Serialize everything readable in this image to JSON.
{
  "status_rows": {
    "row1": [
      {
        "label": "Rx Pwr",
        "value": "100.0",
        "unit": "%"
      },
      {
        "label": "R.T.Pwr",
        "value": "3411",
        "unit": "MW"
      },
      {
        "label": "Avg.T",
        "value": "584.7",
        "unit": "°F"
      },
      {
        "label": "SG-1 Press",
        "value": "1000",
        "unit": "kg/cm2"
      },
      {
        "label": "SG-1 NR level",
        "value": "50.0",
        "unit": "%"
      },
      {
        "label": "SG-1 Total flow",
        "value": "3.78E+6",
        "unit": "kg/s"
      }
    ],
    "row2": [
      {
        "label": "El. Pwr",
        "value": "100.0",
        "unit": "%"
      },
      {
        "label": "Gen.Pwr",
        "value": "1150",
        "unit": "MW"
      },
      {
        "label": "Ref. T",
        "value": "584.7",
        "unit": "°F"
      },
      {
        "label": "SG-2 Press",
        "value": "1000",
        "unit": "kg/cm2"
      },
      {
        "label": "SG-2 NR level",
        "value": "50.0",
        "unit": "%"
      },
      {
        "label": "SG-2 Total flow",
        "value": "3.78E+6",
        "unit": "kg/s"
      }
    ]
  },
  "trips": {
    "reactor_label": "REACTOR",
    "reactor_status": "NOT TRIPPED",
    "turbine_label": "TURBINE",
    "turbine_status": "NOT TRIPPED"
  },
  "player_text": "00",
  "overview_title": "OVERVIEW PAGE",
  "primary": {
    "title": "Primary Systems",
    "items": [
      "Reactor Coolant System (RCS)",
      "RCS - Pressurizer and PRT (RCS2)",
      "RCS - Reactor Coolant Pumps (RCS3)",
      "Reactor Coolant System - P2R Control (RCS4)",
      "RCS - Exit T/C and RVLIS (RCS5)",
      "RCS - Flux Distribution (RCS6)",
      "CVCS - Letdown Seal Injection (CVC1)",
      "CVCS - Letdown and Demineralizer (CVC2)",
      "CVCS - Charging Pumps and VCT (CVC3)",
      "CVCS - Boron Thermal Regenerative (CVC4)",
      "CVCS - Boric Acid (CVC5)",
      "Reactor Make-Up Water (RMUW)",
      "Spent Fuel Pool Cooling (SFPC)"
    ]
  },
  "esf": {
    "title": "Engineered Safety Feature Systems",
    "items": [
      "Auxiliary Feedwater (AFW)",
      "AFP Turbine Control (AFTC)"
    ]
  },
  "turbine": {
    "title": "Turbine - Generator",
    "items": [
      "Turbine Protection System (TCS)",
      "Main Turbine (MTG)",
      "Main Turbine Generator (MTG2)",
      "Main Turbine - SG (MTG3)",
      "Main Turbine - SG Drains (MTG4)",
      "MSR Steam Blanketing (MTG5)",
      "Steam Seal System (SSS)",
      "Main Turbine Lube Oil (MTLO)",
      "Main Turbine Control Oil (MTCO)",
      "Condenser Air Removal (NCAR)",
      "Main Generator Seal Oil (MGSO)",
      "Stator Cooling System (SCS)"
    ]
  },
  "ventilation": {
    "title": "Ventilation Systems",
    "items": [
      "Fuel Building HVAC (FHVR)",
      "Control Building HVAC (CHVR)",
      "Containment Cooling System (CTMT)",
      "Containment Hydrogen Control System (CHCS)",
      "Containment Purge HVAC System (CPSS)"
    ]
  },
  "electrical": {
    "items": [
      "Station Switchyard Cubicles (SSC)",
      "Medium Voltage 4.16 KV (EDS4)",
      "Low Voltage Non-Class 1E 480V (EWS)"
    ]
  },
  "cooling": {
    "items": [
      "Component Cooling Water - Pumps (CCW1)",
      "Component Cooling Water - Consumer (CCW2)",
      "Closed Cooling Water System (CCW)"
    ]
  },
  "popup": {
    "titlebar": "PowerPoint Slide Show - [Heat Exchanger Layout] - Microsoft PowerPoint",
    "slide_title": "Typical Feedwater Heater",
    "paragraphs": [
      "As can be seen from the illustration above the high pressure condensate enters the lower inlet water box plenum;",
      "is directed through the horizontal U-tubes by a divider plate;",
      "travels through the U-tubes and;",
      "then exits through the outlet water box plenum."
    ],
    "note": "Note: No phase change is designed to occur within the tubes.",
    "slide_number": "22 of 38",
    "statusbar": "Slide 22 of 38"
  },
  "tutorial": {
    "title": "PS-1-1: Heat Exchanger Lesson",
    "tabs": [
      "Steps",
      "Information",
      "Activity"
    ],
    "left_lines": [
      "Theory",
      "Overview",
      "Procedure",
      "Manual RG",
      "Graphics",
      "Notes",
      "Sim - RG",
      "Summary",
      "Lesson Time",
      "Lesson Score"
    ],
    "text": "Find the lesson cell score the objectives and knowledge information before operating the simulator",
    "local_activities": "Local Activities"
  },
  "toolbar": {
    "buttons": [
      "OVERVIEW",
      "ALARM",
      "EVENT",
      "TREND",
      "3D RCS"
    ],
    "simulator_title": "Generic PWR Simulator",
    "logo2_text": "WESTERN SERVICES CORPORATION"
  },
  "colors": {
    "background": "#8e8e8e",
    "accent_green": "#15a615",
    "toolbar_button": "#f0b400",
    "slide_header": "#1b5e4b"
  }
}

**GIVEN EXERCISE:**
Write the number of lines containing the word "Total" and nothing besides it.

**REPLY:**
2